[Stored items]
** BEGIN **
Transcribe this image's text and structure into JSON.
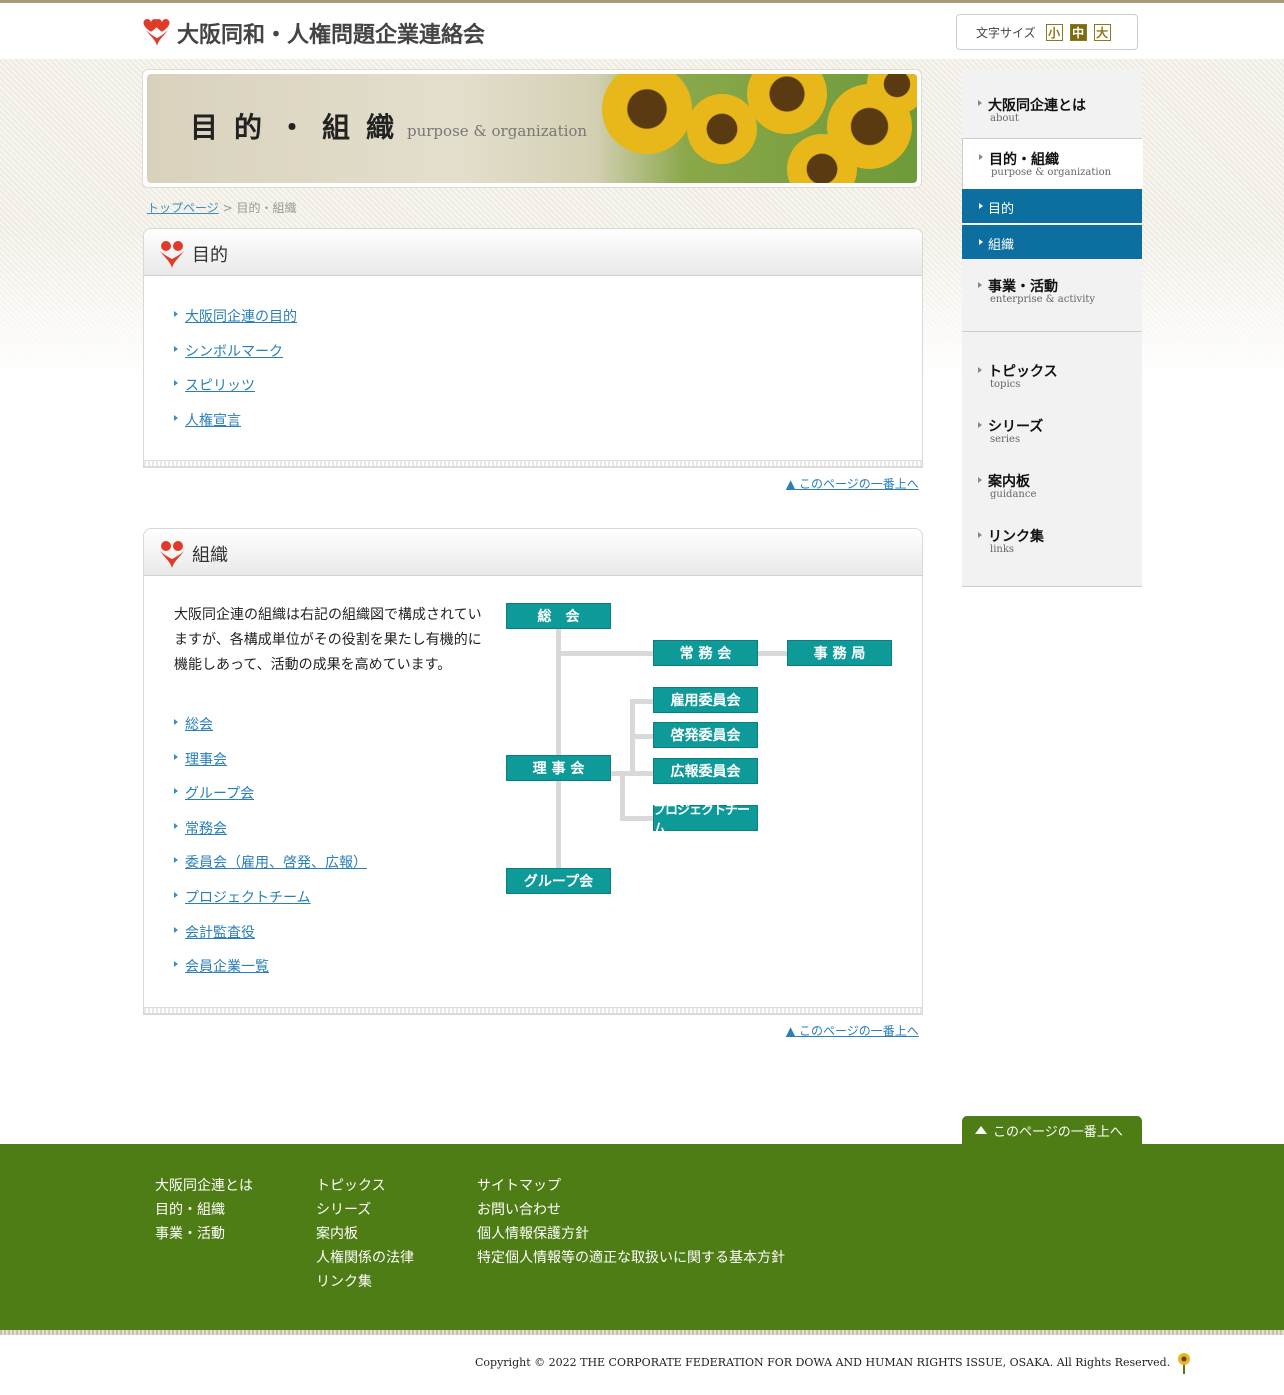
{
  "header": {
    "org_name": "大阪同和・人権問題企業連絡会",
    "fontsize_label": "文字サイズ",
    "fontsize_small": "小",
    "fontsize_medium": "中",
    "fontsize_large": "大"
  },
  "banner": {
    "title": "目的・組織",
    "subtitle": "purpose & organization"
  },
  "breadcrumb": {
    "home": "トップページ",
    "separator": " > ",
    "current": "目的・組織"
  },
  "purpose": {
    "title": "目的",
    "links": [
      "大阪同企連の目的",
      "シンボルマーク",
      "スピリッツ",
      "人権宣言"
    ],
    "totop": "▲ このページの一番上へ"
  },
  "organization": {
    "title": "組織",
    "description": "大阪同企連の組織は右記の組織図で構成されていますが、各構成単位がその役割を果たし有機的に機能しあって、活動の成果を高めています。",
    "links": [
      "総会",
      "理事会",
      "グループ会",
      "常務会",
      "委員会（雇用、啓発、広報）",
      "プロジェクトチーム",
      "会計監査役",
      "会員企業一覧"
    ],
    "totop": "▲ このページの一番上へ",
    "chart": {
      "general_meeting": "総　会",
      "executive": "常 務 会",
      "secretariat": "事 務 局",
      "employment": "雇用委員会",
      "awareness": "啓発委員会",
      "pr": "広報委員会",
      "board": "理 事 会",
      "project": "プロジェクトチーム",
      "group": "グループ会"
    }
  },
  "sidenav": {
    "items": [
      {
        "jp": "大阪同企連とは",
        "en": "about"
      },
      {
        "jp": "目的・組織",
        "en": "purpose & organization"
      },
      {
        "jp": "事業・活動",
        "en": "enterprise & activity"
      },
      {
        "jp": "トピックス",
        "en": "topics"
      },
      {
        "jp": "シリーズ",
        "en": "series"
      },
      {
        "jp": "案内板",
        "en": "guidance"
      },
      {
        "jp": "リンク集",
        "en": "links"
      }
    ],
    "sub": [
      "目的",
      "組織"
    ]
  },
  "totop_tab": "このページの一番上へ",
  "footer": {
    "col1": [
      "大阪同企連とは",
      "目的・組織",
      "事業・活動"
    ],
    "col2": [
      "トピックス",
      "シリーズ",
      "案内板",
      "人権関係の法律",
      "リンク集"
    ],
    "col3": [
      "サイトマップ",
      "お問い合わせ",
      "個人情報保護方針",
      "特定個人情報等の適正な取扱いに関する基本方針"
    ],
    "copyright": "Copyright © 2022 THE CORPORATE FEDERATION FOR DOWA AND HUMAN RIGHTS ISSUE, OSAKA. All Rights Reserved."
  }
}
** END **
* Exercise aim *
Quote all the records verbatim, dropping any pictures from your copy.

* Expected answer *
Transcribe this image's text and structure into JSON.
{
  "header": {
    "org_name": "大阪同和・人権問題企業連絡会",
    "fontsize_label": "文字サイズ",
    "fontsize_small": "小",
    "fontsize_medium": "中",
    "fontsize_large": "大"
  },
  "banner": {
    "title": "目的・組織",
    "subtitle": "purpose & organization"
  },
  "breadcrumb": {
    "home": "トップページ",
    "separator": " > ",
    "current": "目的・組織"
  },
  "purpose": {
    "title": "目的",
    "links": [
      "大阪同企連の目的",
      "シンボルマーク",
      "スピリッツ",
      "人権宣言"
    ],
    "totop": "▲ このページの一番上へ"
  },
  "organization": {
    "title": "組織",
    "description": "大阪同企連の組織は右記の組織図で構成されていますが、各構成単位がその役割を果たし有機的に機能しあって、活動の成果を高めています。",
    "links": [
      "総会",
      "理事会",
      "グループ会",
      "常務会",
      "委員会（雇用、啓発、広報）",
      "プロジェクトチーム",
      "会計監査役",
      "会員企業一覧"
    ],
    "totop": "▲ このページの一番上へ",
    "chart": {
      "general_meeting": "総　会",
      "executive": "常 務 会",
      "secretariat": "事 務 局",
      "employment": "雇用委員会",
      "awareness": "啓発委員会",
      "pr": "広報委員会",
      "board": "理 事 会",
      "project": "プロジェクトチーム",
      "group": "グループ会"
    }
  },
  "sidenav": {
    "items": [
      {
        "jp": "大阪同企連とは",
        "en": "about"
      },
      {
        "jp": "目的・組織",
        "en": "purpose & organization"
      },
      {
        "jp": "事業・活動",
        "en": "enterprise & activity"
      },
      {
        "jp": "トピックス",
        "en": "topics"
      },
      {
        "jp": "シリーズ",
        "en": "series"
      },
      {
        "jp": "案内板",
        "en": "guidance"
      },
      {
        "jp": "リンク集",
        "en": "links"
      }
    ],
    "sub": [
      "目的",
      "組織"
    ]
  },
  "totop_tab": "このページの一番上へ",
  "footer": {
    "col1": [
      "大阪同企連とは",
      "目的・組織",
      "事業・活動"
    ],
    "col2": [
      "トピックス",
      "シリーズ",
      "案内板",
      "人権関係の法律",
      "リンク集"
    ],
    "col3": [
      "サイトマップ",
      "お問い合わせ",
      "個人情報保護方針",
      "特定個人情報等の適正な取扱いに関する基本方針"
    ],
    "copyright": "Copyright © 2022 THE CORPORATE FEDERATION FOR DOWA AND HUMAN RIGHTS ISSUE, OSAKA. All Rights Reserved."
  }
}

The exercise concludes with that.